Problem requirements - Give back only the lines from the one with "Transcribe this image's" through the last line of the data, exactly as they appear.

Dataset records -
════════════════

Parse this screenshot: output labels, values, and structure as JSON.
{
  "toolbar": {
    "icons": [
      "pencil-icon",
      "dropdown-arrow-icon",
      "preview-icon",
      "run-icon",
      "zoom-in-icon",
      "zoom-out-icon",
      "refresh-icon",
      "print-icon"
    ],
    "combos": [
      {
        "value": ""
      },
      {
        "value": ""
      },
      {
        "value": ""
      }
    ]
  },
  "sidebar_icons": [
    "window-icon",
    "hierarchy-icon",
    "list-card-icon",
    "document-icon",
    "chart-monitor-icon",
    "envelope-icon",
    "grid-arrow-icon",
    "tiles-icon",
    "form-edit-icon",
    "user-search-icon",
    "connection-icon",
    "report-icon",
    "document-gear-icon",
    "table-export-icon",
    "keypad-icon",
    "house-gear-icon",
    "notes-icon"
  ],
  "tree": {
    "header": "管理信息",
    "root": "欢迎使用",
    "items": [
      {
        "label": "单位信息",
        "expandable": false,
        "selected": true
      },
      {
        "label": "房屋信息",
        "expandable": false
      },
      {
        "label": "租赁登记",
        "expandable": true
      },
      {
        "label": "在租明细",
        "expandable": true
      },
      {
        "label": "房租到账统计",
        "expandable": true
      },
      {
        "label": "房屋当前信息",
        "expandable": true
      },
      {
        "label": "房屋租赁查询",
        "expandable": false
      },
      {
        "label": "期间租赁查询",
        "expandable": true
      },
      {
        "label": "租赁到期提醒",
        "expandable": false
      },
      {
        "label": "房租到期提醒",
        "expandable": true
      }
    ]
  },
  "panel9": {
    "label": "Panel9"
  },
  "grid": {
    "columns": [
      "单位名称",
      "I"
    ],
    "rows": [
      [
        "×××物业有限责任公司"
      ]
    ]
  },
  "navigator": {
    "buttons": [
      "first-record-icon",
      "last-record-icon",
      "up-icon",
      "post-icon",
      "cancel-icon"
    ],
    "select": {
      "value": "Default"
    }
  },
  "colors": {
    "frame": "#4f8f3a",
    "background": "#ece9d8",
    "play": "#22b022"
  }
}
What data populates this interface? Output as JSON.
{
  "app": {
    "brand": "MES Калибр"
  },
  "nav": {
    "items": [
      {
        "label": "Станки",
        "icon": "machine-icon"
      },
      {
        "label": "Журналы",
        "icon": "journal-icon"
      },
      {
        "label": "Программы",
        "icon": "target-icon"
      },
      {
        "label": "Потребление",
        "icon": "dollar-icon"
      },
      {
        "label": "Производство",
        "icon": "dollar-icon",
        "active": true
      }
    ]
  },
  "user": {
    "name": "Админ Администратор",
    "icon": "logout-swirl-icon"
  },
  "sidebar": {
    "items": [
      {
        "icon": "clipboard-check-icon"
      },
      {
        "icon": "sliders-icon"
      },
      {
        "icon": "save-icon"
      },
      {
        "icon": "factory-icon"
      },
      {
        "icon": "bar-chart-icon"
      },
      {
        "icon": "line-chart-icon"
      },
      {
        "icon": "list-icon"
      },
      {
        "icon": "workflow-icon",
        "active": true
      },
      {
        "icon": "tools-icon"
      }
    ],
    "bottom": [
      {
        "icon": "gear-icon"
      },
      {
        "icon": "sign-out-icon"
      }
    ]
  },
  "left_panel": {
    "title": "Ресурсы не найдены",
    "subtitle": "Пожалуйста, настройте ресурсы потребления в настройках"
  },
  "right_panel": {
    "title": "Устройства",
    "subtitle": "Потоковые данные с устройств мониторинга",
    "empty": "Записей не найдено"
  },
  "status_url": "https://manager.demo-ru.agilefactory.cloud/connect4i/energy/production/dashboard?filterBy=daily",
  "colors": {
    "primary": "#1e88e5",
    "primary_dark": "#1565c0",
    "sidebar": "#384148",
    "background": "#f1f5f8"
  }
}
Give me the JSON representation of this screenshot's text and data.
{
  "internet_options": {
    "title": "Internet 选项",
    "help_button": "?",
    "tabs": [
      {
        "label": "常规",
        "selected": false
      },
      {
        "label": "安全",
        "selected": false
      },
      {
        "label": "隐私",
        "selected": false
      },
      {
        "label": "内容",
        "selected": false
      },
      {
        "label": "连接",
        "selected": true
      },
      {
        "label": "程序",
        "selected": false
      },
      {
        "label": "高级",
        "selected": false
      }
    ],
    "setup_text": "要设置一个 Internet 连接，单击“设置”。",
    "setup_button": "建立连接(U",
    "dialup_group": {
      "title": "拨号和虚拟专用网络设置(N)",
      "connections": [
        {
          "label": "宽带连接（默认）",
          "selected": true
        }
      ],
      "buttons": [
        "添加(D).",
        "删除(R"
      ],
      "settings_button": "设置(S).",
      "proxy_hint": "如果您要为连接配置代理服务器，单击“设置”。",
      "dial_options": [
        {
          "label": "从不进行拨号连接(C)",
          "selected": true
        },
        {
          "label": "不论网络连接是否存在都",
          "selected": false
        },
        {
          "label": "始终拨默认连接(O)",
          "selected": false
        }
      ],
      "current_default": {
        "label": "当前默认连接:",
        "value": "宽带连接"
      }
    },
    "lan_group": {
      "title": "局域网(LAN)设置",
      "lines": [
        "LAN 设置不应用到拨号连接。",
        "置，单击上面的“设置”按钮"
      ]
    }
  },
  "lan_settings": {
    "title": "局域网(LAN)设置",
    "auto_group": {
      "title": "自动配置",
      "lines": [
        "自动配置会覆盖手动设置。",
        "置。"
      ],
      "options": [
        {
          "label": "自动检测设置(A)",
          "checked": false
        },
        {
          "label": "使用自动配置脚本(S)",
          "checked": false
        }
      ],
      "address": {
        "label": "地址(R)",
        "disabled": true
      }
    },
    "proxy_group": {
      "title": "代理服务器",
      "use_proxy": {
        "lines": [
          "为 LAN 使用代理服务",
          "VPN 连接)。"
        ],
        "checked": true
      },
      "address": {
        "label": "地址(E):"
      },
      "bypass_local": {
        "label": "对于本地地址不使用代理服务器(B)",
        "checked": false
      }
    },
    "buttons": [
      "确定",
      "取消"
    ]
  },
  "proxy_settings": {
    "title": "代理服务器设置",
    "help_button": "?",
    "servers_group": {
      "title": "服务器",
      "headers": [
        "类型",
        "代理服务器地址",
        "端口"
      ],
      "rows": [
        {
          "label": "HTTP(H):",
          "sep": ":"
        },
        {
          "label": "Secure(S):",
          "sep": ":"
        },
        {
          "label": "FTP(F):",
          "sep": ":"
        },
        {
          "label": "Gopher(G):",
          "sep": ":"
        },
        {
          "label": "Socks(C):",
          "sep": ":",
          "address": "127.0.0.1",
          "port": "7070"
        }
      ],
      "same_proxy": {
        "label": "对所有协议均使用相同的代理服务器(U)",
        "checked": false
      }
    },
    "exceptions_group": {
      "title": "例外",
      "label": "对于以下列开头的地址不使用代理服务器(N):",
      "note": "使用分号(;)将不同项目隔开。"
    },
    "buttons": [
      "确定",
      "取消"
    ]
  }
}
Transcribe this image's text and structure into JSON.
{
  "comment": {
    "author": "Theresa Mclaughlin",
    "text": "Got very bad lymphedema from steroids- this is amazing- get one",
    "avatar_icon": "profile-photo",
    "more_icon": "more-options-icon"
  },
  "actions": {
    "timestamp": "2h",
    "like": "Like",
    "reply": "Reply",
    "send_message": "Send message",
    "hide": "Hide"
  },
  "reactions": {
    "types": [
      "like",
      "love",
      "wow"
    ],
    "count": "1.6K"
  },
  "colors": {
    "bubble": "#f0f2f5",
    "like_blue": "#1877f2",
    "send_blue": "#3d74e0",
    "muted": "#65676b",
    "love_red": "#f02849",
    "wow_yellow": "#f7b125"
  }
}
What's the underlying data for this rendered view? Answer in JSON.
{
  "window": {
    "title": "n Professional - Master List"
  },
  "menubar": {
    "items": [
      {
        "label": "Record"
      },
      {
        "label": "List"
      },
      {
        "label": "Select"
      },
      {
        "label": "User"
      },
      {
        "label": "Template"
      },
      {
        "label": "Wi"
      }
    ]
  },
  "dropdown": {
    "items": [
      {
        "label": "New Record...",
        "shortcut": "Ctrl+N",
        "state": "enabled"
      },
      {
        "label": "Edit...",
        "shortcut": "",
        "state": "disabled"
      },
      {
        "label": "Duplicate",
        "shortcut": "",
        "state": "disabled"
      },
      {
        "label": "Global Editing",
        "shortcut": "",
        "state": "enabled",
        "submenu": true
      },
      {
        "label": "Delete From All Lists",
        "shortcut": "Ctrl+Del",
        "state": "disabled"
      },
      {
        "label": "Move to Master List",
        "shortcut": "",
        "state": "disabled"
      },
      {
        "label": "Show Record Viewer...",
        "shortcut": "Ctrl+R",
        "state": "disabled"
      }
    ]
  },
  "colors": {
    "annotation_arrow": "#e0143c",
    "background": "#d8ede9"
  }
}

════════════════

Worked solution -
Transcribe this image's text and structure into JSON.
{
  "comment": {
    "author": "Theresa Mclaughlin",
    "text": "Got very bad lymphedema from steroids- this is amazing- get one",
    "avatar_icon": "profile-photo",
    "more_icon": "more-options-icon"
  },
  "actions": {
    "timestamp": "2h",
    "like": "Like",
    "reply": "Reply",
    "send_message": "Send message",
    "hide": "Hide"
  },
  "reactions": {
    "types": [
      "like",
      "love",
      "wow"
    ],
    "count": "1.6K"
  },
  "colors": {
    "bubble": "#f0f2f5",
    "like_blue": "#1877f2",
    "send_blue": "#3d74e0",
    "muted": "#65676b",
    "love_red": "#f02849",
    "wow_yellow": "#f7b125"
  }
}
What's the underlying data for this rendered view? Answer in JSON.
{
  "window": {
    "title": "n Professional - Master List"
  },
  "menubar": {
    "items": [
      {
        "label": "Record"
      },
      {
        "label": "List"
      },
      {
        "label": "Select"
      },
      {
        "label": "User"
      },
      {
        "label": "Template"
      },
      {
        "label": "Wi"
      }
    ]
  },
  "dropdown": {
    "items": [
      {
        "label": "New Record...",
        "shortcut": "Ctrl+N",
        "state": "enabled"
      },
      {
        "label": "Edit...",
        "shortcut": "",
        "state": "disabled"
      },
      {
        "label": "Duplicate",
        "shortcut": "",
        "state": "disabled"
      },
      {
        "label": "Global Editing",
        "shortcut": "",
        "state": "enabled",
        "submenu": true
      },
      {
        "label": "Delete From All Lists",
        "shortcut": "Ctrl+Del",
        "state": "disabled"
      },
      {
        "label": "Move to Master List",
        "shortcut": "",
        "state": "disabled"
      },
      {
        "label": "Show Record Viewer...",
        "shortcut": "Ctrl+R",
        "state": "disabled"
      }
    ]
  },
  "colors": {
    "annotation_arrow": "#e0143c",
    "background": "#d8ede9"
  }
}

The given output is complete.